Die Stilsichere

In meinen Adern fließt das Blut des Salento. Nicht etwa das Blut Apuliens, sondern das salentinische Blut meiner Heimat. Für einen Außenstehenden mag das dasselbe sein, für uns Süditaliener nicht. Ich habe die Sommer meiner Kindheit und Teenagerzeit zwischen Lecce, Gallipoli und Otranto verbracht. „Lu sole, lu mare, lu ientu“ – Heimat klingt für mich nach Sonne, Meer, Wind, aber auch nach mit Creme gefüllten Pasticciotti und Pizzica. Der Konkurrenzkampf so mancher italienischen Städte untereinander ist legendär: Bergamo und Brescia, Pisa und Livorno – da dürfen Lecce und Bari natürlich nicht fehlen.

Als Erwachsene wurde ich zur Weltenbummlerin und habe meine Wäsche im Arno, Amazonas, Nil und in der Donau gewaschen. Trotzdem kam ich mit einem Koffer voller Vorurteile nach Bari – ein Vermächtnis meiner salentinischen Großmutter, die nur zu gerne und lautstark auf die Leute in Bari schimpfte. Ich wünschte, sie würde noch leben, damit ich ihr sagen könnte, wie sehr sie sich geirrt hat.

Ich bin erst seit fünf Minuten in Bari und schon erfasst mich ein unbeschreibliches Gefühl des Wohlbefindens. Der Himmel über Süditalien strahlt in wahrem Festtagsblau. Das Weiß der Altstadt von Bari reflektiert das Licht, wie es sonst nur Schnee vermag, und die herrlich salzige Meeresluft füllt meine Lungen.

Ich wohne im Viertel San Nicola in der Altstadt Baris: eine gute Wahl. Il Pescatore ist nicht nur ein Fischrestaurant, das man besucht haben sollte, es hat auch seit Kurzem ein kleines Bed & Breakfast mit direktem Blick auf das Castello Normanno Svevo. Die Betten sind himmlisch weich und das Frühstück gleicht einem königlichen Festbankett. Ein kräftiges Frühstück ist jetzt genau das Richtige, denn heute will ich die Stadt erkunden, und im alten Stadtkern kommt man nur zu Fuß vorwärts. Ein Spaziergang dorthin durch das Wirrwarr aus Straßen und Gassen zwischen der Promenade und dem Murat-Viertel ist an sich schon ein Erlebnis.

_Deine Aufgabe_: Kannst du aus dem Text über Bari den Abschnitt von „Als Erwachsene wurde“ bis „füllt meine Lungen.“ wortgetreu abschreiben? Die Einträge stammen aus einer anderen Quelle als der Text über Bari.

_Aufgeführte Einträge_:
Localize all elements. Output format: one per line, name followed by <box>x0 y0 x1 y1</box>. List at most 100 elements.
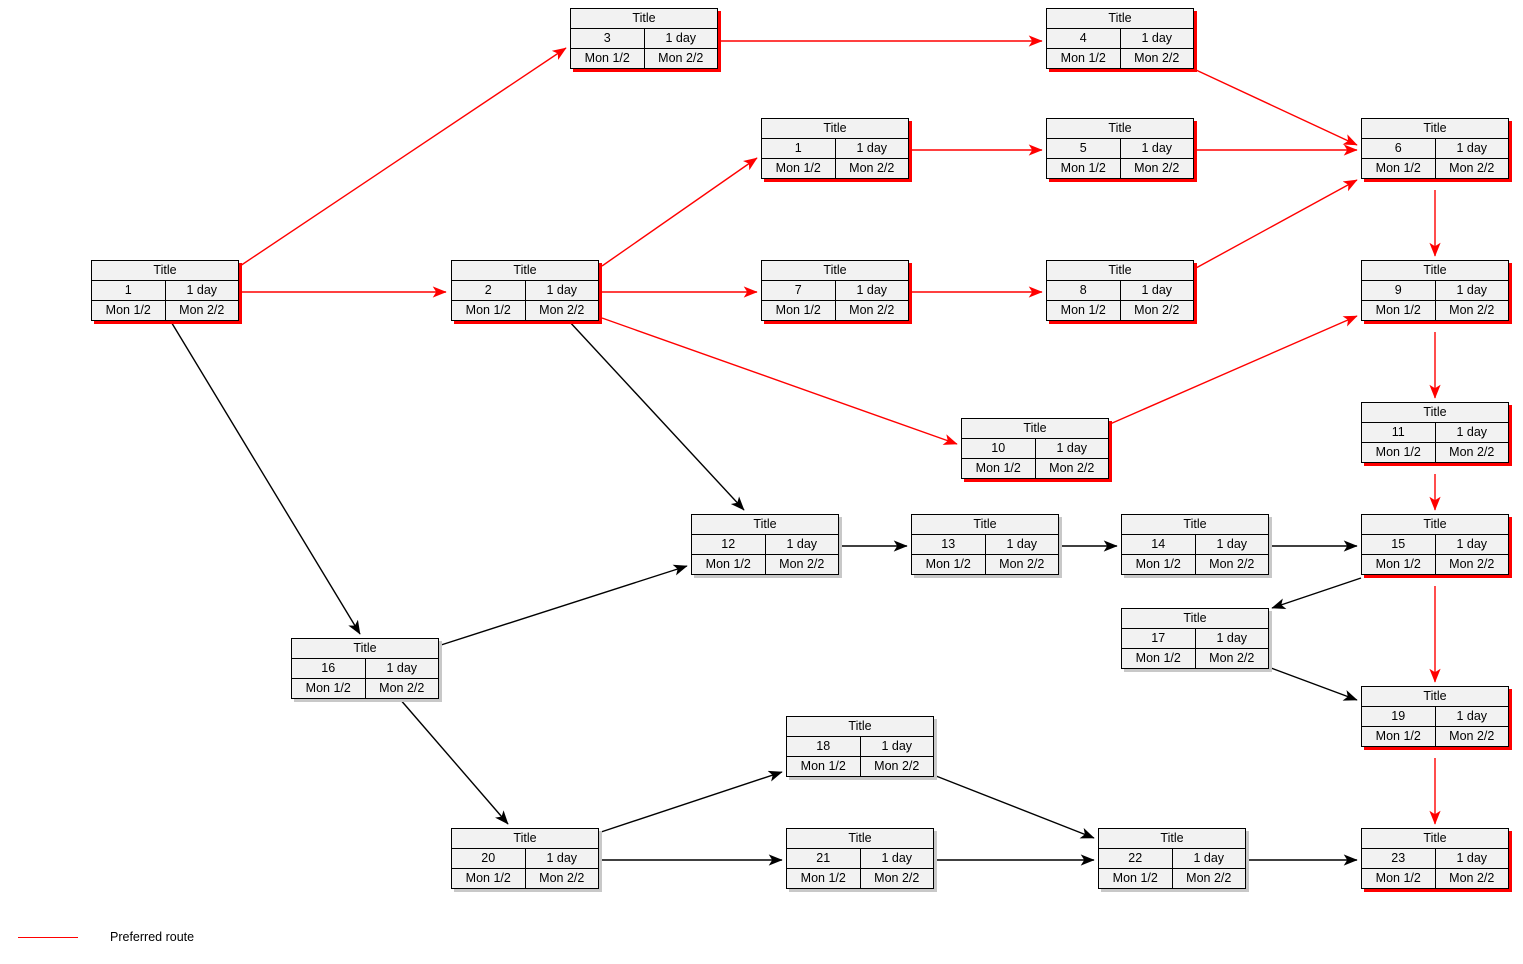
node-duration: 1 day <box>881 851 913 865</box>
task-node-1[interactable]: Title 1 1 day Mon 1/2 Mon 2/2 <box>91 260 239 321</box>
task-node-1[interactable]: Title 1 1 day Mon 1/2 Mon 2/2 <box>761 118 909 179</box>
node-title: Title <box>1160 831 1184 845</box>
node-finish-date: Mon 2/2 <box>1134 303 1180 317</box>
task-node-8[interactable]: Title 8 1 day Mon 1/2 Mon 2/2 <box>1046 260 1194 321</box>
node-id: 13 <box>912 535 986 554</box>
legend-preferred-route-line <box>18 936 78 938</box>
node-id: 20 <box>452 849 526 868</box>
node-duration: 1 day <box>1456 537 1488 551</box>
node-finish-date: Mon 2/2 <box>179 303 225 317</box>
node-start-date: Mon 1/2 <box>692 555 766 574</box>
node-id: 17 <box>1122 629 1196 648</box>
node-title: Title <box>513 831 537 845</box>
node-title: Title <box>753 517 777 531</box>
node-start-date: Mon 1/2 <box>1362 443 1436 462</box>
node-finish-date: Mon 2/2 <box>1134 161 1180 175</box>
task-node-10[interactable]: Title 10 1 day Mon 1/2 Mon 2/2 <box>961 418 1109 479</box>
node-finish-date: Mon 2/2 <box>658 51 704 65</box>
node-start-date: Mon 1/2 <box>1362 301 1436 320</box>
node-id: 15 <box>1362 535 1436 554</box>
task-node-4[interactable]: Title 4 1 day Mon 1/2 Mon 2/2 <box>1046 8 1194 69</box>
edge-n2-to-n10 <box>601 317 958 445</box>
node-finish-date: Mon 2/2 <box>849 303 895 317</box>
task-node-11[interactable]: Title 11 1 day Mon 1/2 Mon 2/2 <box>1361 402 1509 463</box>
edge-n17-to-n19 <box>1270 667 1358 701</box>
node-start-date: Mon 1/2 <box>1047 301 1121 320</box>
task-node-19[interactable]: Title 19 1 day Mon 1/2 Mon 2/2 <box>1361 686 1509 747</box>
task-node-7[interactable]: Title 7 1 day Mon 1/2 Mon 2/2 <box>761 260 909 321</box>
edge-n15-to-n17 <box>1271 577 1362 610</box>
node-start-date: Mon 1/2 <box>571 49 645 68</box>
node-finish-date: Mon 2/2 <box>1449 303 1495 317</box>
node-start-date: Mon 1/2 <box>92 301 166 320</box>
network-diagram-canvas: Title 1 1 day Mon 1/2 Mon 2/2 Title 2 1 day Mon … <box>0 0 1523 964</box>
node-title: Title <box>1023 421 1047 435</box>
task-node-12[interactable]: Title 12 1 day Mon 1/2 Mon 2/2 <box>691 514 839 575</box>
edge-n18-to-n22 <box>935 775 1095 839</box>
node-title: Title <box>973 517 997 531</box>
node-title: Title <box>1108 11 1132 25</box>
node-duration: 1 day <box>881 739 913 753</box>
node-title: Title <box>1423 405 1447 419</box>
task-node-18[interactable]: Title 18 1 day Mon 1/2 Mon 2/2 <box>786 716 934 777</box>
node-duration: 1 day <box>186 283 218 297</box>
node-start-date: Mon 1/2 <box>1362 727 1436 746</box>
node-id: 10 <box>962 439 1036 458</box>
node-id: 16 <box>292 659 366 678</box>
node-finish-date: Mon 2/2 <box>1449 161 1495 175</box>
task-node-3[interactable]: Title 3 1 day Mon 1/2 Mon 2/2 <box>570 8 718 69</box>
node-finish-date: Mon 2/2 <box>999 557 1045 571</box>
node-duration: 1 day <box>1456 851 1488 865</box>
legend: Preferred route <box>18 930 194 944</box>
task-node-17[interactable]: Title 17 1 day Mon 1/2 Mon 2/2 <box>1121 608 1269 669</box>
edge-n16-to-n12 <box>440 564 688 646</box>
node-finish-date: Mon 2/2 <box>1449 729 1495 743</box>
node-finish-date: Mon 2/2 <box>874 871 920 885</box>
node-title: Title <box>1423 831 1447 845</box>
task-node-9[interactable]: Title 9 1 day Mon 1/2 Mon 2/2 <box>1361 260 1509 321</box>
task-node-21[interactable]: Title 21 1 day Mon 1/2 Mon 2/2 <box>786 828 934 889</box>
task-node-13[interactable]: Title 13 1 day Mon 1/2 Mon 2/2 <box>911 514 1059 575</box>
node-duration: 1 day <box>856 283 888 297</box>
node-start-date: Mon 1/2 <box>762 159 836 178</box>
node-duration: 1 day <box>546 283 578 297</box>
node-id: 22 <box>1099 849 1173 868</box>
task-node-23[interactable]: Title 23 1 day Mon 1/2 Mon 2/2 <box>1361 828 1509 889</box>
task-node-22[interactable]: Title 22 1 day Mon 1/2 Mon 2/2 <box>1098 828 1246 889</box>
task-node-2[interactable]: Title 2 1 day Mon 1/2 Mon 2/2 <box>451 260 599 321</box>
edge-n2-to-n12 <box>567 319 745 511</box>
node-duration: 1 day <box>1456 141 1488 155</box>
node-title: Title <box>153 263 177 277</box>
task-node-16[interactable]: Title 16 1 day Mon 1/2 Mon 2/2 <box>291 638 439 699</box>
edge-n10-to-n9 <box>1109 315 1358 425</box>
task-node-20[interactable]: Title 20 1 day Mon 1/2 Mon 2/2 <box>451 828 599 889</box>
node-duration: 1 day <box>1141 31 1173 45</box>
node-finish-date: Mon 2/2 <box>1449 871 1495 885</box>
node-id: 6 <box>1362 139 1436 158</box>
task-node-14[interactable]: Title 14 1 day Mon 1/2 Mon 2/2 <box>1121 514 1269 575</box>
node-start-date: Mon 1/2 <box>1099 869 1173 888</box>
node-title: Title <box>632 11 656 25</box>
task-node-6[interactable]: Title 6 1 day Mon 1/2 Mon 2/2 <box>1361 118 1509 179</box>
node-finish-date: Mon 2/2 <box>539 871 585 885</box>
node-start-date: Mon 1/2 <box>762 301 836 320</box>
node-id: 7 <box>762 281 836 300</box>
node-finish-date: Mon 2/2 <box>379 681 425 695</box>
node-id: 12 <box>692 535 766 554</box>
legend-preferred-route-label: Preferred route <box>110 930 195 944</box>
node-duration: 1 day <box>1193 851 1225 865</box>
node-finish-date: Mon 2/2 <box>779 557 825 571</box>
node-title: Title <box>1423 517 1447 531</box>
node-start-date: Mon 1/2 <box>787 757 861 776</box>
task-node-5[interactable]: Title 5 1 day Mon 1/2 Mon 2/2 <box>1046 118 1194 179</box>
node-duration: 1 day <box>1456 709 1488 723</box>
node-id: 8 <box>1047 281 1121 300</box>
node-id: 21 <box>787 849 861 868</box>
node-start-date: Mon 1/2 <box>1122 649 1196 668</box>
node-finish-date: Mon 2/2 <box>1049 461 1095 475</box>
node-duration: 1 day <box>1456 425 1488 439</box>
task-node-15[interactable]: Title 15 1 day Mon 1/2 Mon 2/2 <box>1361 514 1509 575</box>
edge-n2-to-n1b <box>601 157 758 267</box>
node-duration: 1 day <box>1456 283 1488 297</box>
node-start-date: Mon 1/2 <box>1362 869 1436 888</box>
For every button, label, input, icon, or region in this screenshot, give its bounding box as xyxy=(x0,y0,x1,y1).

_Lösung der Übung_:
Als Erwachsene wurde ich zur Weltenbummlerin und habe meine Wäsche im Arno, Amazonas, Nil und in der Donau gewaschen. Trotzdem kam ich mit einem Koffer voller Vorurteile nach Bari – ein Vermächtnis meiner salentinischen Großmutter, die nur zu gerne und lautstark auf die Leute in Bari schimpfte. Ich wünschte, sie würde noch leben, damit ich ihr sagen könnte, wie sehr sie sich geirrt hat.

Ich bin erst seit fünf Minuten in Bari und schon erfasst mich ein unbeschreibliches Gefühl des Wohlbefindens. Der Himmel über Süditalien strahlt in wahrem Festtagsblau. Das Weiß der Altstadt von Bari reflektiert das Licht, wie es sonst nur Schnee vermag, und die herrlich salzige Meeresluft füllt meine Lungen.